╔══

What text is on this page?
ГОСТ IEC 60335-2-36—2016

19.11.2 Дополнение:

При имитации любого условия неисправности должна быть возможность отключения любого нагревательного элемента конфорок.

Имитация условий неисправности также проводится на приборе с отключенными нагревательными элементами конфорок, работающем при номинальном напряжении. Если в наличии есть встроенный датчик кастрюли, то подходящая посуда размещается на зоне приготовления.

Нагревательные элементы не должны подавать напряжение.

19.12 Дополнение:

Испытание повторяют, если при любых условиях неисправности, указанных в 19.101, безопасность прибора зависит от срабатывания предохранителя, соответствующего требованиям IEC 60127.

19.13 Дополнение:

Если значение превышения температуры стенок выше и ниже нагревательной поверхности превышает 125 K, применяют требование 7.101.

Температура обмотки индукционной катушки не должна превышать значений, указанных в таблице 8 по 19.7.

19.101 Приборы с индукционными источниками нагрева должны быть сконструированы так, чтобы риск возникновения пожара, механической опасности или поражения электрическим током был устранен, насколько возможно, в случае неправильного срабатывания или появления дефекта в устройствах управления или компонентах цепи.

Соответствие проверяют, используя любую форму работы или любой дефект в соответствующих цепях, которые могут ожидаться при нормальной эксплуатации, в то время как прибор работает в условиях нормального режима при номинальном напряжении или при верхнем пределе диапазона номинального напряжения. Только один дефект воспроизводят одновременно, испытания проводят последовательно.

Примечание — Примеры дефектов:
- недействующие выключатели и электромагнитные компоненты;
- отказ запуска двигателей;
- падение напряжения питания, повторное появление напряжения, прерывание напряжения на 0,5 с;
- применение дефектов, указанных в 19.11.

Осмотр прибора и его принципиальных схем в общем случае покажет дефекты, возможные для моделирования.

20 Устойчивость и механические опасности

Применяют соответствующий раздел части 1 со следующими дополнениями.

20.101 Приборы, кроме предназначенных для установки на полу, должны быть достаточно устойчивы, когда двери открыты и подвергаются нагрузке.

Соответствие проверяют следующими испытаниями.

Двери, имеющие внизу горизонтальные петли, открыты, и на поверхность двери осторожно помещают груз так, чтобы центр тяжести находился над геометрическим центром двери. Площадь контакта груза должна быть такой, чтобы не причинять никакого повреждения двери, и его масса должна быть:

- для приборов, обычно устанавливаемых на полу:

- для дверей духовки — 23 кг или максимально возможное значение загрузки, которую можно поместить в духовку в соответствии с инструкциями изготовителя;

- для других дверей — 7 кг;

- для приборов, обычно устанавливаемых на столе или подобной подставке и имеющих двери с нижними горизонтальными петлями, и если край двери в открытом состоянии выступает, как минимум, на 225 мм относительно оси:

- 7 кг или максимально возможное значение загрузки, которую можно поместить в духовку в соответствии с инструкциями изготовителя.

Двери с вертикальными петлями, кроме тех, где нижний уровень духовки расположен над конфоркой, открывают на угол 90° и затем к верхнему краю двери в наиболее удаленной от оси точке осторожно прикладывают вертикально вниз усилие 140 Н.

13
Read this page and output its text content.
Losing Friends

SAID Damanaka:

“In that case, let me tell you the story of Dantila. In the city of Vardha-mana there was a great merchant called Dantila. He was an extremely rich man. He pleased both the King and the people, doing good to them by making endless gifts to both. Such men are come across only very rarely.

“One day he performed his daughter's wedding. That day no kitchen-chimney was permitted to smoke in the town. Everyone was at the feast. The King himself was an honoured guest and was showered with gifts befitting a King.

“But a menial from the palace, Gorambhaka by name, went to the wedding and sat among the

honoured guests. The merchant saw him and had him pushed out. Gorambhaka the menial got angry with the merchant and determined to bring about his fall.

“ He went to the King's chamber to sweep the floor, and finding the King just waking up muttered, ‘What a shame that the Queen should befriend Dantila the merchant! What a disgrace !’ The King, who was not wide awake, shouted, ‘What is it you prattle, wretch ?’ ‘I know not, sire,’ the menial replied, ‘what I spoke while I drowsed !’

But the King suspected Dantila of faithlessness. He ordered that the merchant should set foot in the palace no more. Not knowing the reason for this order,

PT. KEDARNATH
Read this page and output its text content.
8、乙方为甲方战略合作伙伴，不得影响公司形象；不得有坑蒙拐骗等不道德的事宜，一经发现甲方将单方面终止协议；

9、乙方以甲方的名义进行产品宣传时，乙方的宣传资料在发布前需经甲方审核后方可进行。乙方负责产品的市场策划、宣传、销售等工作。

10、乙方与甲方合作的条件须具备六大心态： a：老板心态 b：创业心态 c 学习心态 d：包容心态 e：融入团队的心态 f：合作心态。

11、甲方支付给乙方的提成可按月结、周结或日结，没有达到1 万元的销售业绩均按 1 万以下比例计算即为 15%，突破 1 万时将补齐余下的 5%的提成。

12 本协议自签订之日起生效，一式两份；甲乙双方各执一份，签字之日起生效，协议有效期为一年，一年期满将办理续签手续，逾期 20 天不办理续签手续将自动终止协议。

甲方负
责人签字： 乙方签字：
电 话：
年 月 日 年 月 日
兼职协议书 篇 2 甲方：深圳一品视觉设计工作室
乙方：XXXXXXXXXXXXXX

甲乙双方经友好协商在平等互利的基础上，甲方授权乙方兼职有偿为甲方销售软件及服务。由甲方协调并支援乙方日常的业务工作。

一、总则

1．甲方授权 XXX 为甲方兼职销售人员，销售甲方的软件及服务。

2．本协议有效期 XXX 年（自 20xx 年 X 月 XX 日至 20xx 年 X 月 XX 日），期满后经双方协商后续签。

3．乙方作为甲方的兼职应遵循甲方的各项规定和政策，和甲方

╚══

__Requirements__
Above are the records; copy all of them exactly.

__Complete response__
What text is on this page?
ГОСТ IEC 60335-2-36—2016

19.11.2 Дополнение:

При имитации любого условия неисправности должна быть возможность отключения любого нагревательного элемента конфорок.

Имитация условий неисправности также проводится на приборе с отключенными нагревательными элементами конфорок, работающем при номинальном напряжении. Если в наличии есть встроенный датчик кастрюли, то подходящая посуда размещается на зоне приготовления.

Нагревательные элементы не должны подавать напряжение.

19.12 Дополнение:

Испытание повторяют, если при любых условиях неисправности, указанных в 19.101, безопасность прибора зависит от срабатывания предохранителя, соответствующего требованиям IEC 60127.

19.13 Дополнение:

Если значение превышения температуры стенок выше и ниже нагревательной поверхности превышает 125 K, применяют требование 7.101.

Температура обмотки индукционной катушки не должна превышать значений, указанных в таблице 8 по 19.7.

19.101 Приборы с индукционными источниками нагрева должны быть сконструированы так, чтобы риск возникновения пожара, механической опасности или поражения электрическим током был устранен, насколько возможно, в случае неправильного срабатывания или появления дефекта в устройствах управления или компонентах цепи.

Соответствие проверяют, используя любую форму работы или любой дефект в соответствующих цепях, которые могут ожидаться при нормальной эксплуатации, в то время как прибор работает в условиях нормального режима при номинальном напряжении или при верхнем пределе диапазона номинального напряжения. Только один дефект воспроизводят одновременно, испытания проводят последовательно.

Примечание — Примеры дефектов:
- недействующие выключатели и электромагнитные компоненты;
- отказ запуска двигателей;
- падение напряжения питания, повторное появление напряжения, прерывание напряжения на 0,5 с;
- применение дефектов, указанных в 19.11.

Осмотр прибора и его принципиальных схем в общем случае покажет дефекты, возможные для моделирования.

20 Устойчивость и механические опасности

Применяют соответствующий раздел части 1 со следующими дополнениями.

20.101 Приборы, кроме предназначенных для установки на полу, должны быть достаточно устойчивы, когда двери открыты и подвергаются нагрузке.

Соответствие проверяют следующими испытаниями.

Двери, имеющие внизу горизонтальные петли, открыты, и на поверхность двери осторожно помещают груз так, чтобы центр тяжести находился над геометрическим центром двери. Площадь контакта груза должна быть такой, чтобы не причинять никакого повреждения двери, и его масса должна быть:

- для приборов, обычно устанавливаемых на полу:

- для дверей духовки — 23 кг или максимально возможное значение загрузки, которую можно поместить в духовку в соответствии с инструкциями изготовителя;

- для других дверей — 7 кг;

- для приборов, обычно устанавливаемых на столе или подобной подставке и имеющих двери с нижними горизонтальными петлями, и если край двери в открытом состоянии выступает, как минимум, на 225 мм относительно оси:

- 7 кг или максимально возможное значение загрузки, которую можно поместить в духовку в соответствии с инструкциями изготовителя.

Двери с вертикальными петлями, кроме тех, где нижний уровень духовки расположен над конфоркой, открывают на угол 90° и затем к верхнему краю двери в наиболее удаленной от оси точке осторожно прикладывают вертикально вниз усилие 140 Н.

13
Read this page and output its text content.
Losing Friends

SAID Damanaka:

“In that case, let me tell you the story of Dantila. In the city of Vardha-mana there was a great merchant called Dantila. He was an extremely rich man. He pleased both the King and the people, doing good to them by making endless gifts to both. Such men are come across only very rarely.

“One day he performed his daughter's wedding. That day no kitchen-chimney was permitted to smoke in the town. Everyone was at the feast. The King himself was an honoured guest and was showered with gifts befitting a King.

“But a menial from the palace, Gorambhaka by name, went to the wedding and sat among the

honoured guests. The merchant saw him and had him pushed out. Gorambhaka the menial got angry with the merchant and determined to bring about his fall.

“ He went to the King's chamber to sweep the floor, and finding the King just waking up muttered, ‘What a shame that the Queen should befriend Dantila the merchant! What a disgrace !’ The King, who was not wide awake, shouted, ‘What is it you prattle, wretch ?’ ‘I know not, sire,’ the menial replied, ‘what I spoke while I drowsed !’

But the King suspected Dantila of faithlessness. He ordered that the merchant should set foot in the palace no more. Not knowing the reason for this order,

PT. KEDARNATH
Read this page and output its text content.
8、乙方为甲方战略合作伙伴，不得影响公司形象；不得有坑蒙拐骗等不道德的事宜，一经发现甲方将单方面终止协议；

9、乙方以甲方的名义进行产品宣传时，乙方的宣传资料在发布前需经甲方审核后方可进行。乙方负责产品的市场策划、宣传、销售等工作。

10、乙方与甲方合作的条件须具备六大心态： a：老板心态 b：创业心态 c 学习心态 d：包容心态 e：融入团队的心态 f：合作心态。

11、甲方支付给乙方的提成可按月结、周结或日结，没有达到1 万元的销售业绩均按 1 万以下比例计算即为 15%，突破 1 万时将补齐余下的 5%的提成。

12 本协议自签订之日起生效，一式两份；甲乙双方各执一份，签字之日起生效，协议有效期为一年，一年期满将办理续签手续，逾期 20 天不办理续签手续将自动终止协议。

甲方负
责人签字： 乙方签字：
电 话：
年 月 日 年 月 日
兼职协议书 篇 2 甲方：深圳一品视觉设计工作室
乙方：XXXXXXXXXXXXXX

甲乙双方经友好协商在平等互利的基础上，甲方授权乙方兼职有偿为甲方销售软件及服务。由甲方协调并支援乙方日常的业务工作。

一、总则

1．甲方授权 XXX 为甲方兼职销售人员，销售甲方的软件及服务。

2．本协议有效期 XXX 年（自 20xx 年 X 月 XX 日至 20xx 年 X 月 XX 日），期满后经双方协商后续签。

3．乙方作为甲方的兼职应遵循甲方的各项规定和政策，和甲方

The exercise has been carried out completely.